Using the data below, return the stretch from the line that contains "Give me the JSON data" through the line that contains "Parse this screenshot: output", both included, exactly as it stands and nothing beyond it.

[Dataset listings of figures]
::::::::::
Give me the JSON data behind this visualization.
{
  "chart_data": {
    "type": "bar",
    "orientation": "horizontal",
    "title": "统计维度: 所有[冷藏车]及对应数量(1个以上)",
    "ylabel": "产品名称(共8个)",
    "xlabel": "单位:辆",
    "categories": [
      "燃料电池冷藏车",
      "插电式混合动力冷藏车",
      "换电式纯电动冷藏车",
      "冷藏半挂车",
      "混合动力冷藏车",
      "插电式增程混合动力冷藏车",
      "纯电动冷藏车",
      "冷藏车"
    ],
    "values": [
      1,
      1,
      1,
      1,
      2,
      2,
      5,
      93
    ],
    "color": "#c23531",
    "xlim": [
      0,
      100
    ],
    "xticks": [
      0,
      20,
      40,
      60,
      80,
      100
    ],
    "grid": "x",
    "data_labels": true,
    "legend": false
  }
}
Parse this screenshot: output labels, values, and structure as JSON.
::::::::::
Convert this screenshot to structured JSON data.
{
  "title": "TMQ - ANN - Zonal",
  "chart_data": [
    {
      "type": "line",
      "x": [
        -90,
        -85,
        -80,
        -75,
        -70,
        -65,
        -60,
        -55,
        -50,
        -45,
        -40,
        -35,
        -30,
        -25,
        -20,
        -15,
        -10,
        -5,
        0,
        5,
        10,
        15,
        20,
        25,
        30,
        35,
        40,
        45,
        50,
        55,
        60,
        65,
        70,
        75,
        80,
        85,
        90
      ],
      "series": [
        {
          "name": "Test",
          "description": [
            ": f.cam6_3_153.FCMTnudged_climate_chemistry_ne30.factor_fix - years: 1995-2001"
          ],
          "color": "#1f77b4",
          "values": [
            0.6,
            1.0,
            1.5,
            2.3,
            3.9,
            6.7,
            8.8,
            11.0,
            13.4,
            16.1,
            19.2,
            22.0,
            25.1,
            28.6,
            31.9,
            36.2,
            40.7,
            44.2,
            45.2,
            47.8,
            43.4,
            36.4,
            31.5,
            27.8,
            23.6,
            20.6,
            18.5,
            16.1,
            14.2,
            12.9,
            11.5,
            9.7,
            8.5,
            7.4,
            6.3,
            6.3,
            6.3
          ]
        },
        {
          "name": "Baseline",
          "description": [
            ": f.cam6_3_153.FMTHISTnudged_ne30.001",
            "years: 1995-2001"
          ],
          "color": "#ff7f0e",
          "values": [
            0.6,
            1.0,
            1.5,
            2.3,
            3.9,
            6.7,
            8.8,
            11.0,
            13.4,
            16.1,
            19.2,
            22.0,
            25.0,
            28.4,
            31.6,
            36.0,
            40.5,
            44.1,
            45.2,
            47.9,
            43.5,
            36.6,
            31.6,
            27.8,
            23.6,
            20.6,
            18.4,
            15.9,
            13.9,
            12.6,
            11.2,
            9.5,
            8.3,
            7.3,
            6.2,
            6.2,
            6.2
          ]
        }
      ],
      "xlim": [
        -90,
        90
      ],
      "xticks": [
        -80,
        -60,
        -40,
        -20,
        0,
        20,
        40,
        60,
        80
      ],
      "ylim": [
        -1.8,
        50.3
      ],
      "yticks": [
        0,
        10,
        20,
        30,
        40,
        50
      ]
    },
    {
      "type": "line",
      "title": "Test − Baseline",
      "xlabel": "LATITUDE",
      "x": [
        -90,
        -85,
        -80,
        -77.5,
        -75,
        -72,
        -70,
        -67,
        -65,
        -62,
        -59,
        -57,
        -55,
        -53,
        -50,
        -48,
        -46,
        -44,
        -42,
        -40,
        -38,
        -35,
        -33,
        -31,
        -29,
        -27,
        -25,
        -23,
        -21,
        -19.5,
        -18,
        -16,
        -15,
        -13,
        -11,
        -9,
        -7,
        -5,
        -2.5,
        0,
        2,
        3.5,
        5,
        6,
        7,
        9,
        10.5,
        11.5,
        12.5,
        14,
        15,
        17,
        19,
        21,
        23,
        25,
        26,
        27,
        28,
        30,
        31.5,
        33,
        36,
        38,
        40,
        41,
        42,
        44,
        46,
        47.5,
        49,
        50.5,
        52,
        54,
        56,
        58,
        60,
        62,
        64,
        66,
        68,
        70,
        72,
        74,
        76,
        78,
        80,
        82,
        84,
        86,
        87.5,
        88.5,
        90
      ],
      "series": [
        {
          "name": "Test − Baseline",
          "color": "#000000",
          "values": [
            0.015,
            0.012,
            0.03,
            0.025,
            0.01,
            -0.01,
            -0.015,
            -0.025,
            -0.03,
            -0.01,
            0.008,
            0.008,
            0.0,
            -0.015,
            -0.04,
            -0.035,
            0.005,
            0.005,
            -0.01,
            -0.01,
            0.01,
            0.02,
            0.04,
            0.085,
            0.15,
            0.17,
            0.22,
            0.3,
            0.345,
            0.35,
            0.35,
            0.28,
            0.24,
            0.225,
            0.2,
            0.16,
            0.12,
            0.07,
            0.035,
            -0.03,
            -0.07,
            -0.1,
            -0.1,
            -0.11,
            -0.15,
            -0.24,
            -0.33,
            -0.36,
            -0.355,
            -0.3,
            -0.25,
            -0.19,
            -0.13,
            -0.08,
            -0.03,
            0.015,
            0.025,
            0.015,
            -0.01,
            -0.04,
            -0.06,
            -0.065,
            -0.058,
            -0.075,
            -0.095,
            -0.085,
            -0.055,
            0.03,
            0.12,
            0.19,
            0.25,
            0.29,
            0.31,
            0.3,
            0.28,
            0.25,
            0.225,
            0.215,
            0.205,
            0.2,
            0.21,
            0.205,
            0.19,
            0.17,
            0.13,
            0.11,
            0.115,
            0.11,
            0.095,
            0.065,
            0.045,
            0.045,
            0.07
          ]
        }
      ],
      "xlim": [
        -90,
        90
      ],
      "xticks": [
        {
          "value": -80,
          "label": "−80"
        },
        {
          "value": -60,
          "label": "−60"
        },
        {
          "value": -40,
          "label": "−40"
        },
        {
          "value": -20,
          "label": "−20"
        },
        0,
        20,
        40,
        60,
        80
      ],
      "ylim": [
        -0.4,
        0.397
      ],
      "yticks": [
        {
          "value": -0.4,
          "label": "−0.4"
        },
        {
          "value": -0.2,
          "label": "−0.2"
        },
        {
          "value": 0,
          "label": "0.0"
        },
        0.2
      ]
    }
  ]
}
::::::::::
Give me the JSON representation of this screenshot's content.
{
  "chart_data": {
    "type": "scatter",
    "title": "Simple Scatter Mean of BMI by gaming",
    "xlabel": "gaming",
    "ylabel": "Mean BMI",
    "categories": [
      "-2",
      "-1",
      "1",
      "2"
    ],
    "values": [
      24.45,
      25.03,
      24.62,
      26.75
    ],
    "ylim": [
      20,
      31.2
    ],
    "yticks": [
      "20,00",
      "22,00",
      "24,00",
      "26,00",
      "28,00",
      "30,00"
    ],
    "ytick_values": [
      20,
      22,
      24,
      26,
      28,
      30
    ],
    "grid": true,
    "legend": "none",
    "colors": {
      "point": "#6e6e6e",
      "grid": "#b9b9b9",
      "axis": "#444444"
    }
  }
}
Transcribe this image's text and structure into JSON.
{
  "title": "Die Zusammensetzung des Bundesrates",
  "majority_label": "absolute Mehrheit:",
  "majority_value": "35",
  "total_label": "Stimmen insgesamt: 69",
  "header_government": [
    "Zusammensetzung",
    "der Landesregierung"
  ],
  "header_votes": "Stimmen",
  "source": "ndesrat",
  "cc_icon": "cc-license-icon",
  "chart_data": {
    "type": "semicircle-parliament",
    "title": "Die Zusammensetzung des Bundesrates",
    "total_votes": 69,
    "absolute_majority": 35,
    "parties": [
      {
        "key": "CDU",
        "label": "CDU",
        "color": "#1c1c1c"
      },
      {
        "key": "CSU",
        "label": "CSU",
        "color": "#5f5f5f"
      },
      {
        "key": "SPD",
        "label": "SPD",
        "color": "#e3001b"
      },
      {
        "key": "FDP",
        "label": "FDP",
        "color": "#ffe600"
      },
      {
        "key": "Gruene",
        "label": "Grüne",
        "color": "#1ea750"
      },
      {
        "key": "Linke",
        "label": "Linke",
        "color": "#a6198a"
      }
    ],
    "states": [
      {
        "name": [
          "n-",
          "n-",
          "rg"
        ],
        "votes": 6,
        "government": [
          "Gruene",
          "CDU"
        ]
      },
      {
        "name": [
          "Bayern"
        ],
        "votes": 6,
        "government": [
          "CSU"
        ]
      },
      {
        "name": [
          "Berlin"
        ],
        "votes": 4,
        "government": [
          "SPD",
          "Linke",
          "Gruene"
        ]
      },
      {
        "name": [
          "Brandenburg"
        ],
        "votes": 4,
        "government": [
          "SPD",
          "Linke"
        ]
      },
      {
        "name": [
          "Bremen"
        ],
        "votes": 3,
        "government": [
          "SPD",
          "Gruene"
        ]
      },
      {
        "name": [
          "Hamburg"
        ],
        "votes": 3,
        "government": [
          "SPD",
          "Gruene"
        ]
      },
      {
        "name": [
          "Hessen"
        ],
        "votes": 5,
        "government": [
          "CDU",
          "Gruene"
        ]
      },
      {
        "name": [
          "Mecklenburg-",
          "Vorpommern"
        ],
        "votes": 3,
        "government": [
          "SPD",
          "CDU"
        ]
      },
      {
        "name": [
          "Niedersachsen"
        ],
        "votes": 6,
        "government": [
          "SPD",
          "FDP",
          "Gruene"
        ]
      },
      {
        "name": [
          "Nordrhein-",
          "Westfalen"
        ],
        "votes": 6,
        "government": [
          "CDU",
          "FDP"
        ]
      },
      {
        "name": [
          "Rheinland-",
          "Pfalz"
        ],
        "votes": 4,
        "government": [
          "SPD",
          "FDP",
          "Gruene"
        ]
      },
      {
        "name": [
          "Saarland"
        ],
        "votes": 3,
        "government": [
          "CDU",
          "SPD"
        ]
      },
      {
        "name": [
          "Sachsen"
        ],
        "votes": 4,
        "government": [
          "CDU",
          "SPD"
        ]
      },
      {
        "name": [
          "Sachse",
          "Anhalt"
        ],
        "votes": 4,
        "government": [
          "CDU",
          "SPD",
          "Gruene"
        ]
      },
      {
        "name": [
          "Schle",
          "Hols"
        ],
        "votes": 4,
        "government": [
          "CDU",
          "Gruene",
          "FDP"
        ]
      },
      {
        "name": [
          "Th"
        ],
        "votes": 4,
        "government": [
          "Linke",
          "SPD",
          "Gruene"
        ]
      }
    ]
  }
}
::::::::::
→ Solution:
Give me the JSON data behind this visualization.
{
  "chart_data": {
    "type": "bar",
    "orientation": "horizontal",
    "title": "统计维度: 所有[冷藏车]及对应数量(1个以上)",
    "ylabel": "产品名称(共8个)",
    "xlabel": "单位:辆",
    "categories": [
      "燃料电池冷藏车",
      "插电式混合动力冷藏车",
      "换电式纯电动冷藏车",
      "冷藏半挂车",
      "混合动力冷藏车",
      "插电式增程混合动力冷藏车",
      "纯电动冷藏车",
      "冷藏车"
    ],
    "values": [
      1,
      1,
      1,
      1,
      2,
      2,
      5,
      93
    ],
    "color": "#c23531",
    "xlim": [
      0,
      100
    ],
    "xticks": [
      0,
      20,
      40,
      60,
      80,
      100
    ],
    "grid": "x",
    "data_labels": true,
    "legend": false
  }
}
Parse this screenshot: output labels, values, and structure as JSON.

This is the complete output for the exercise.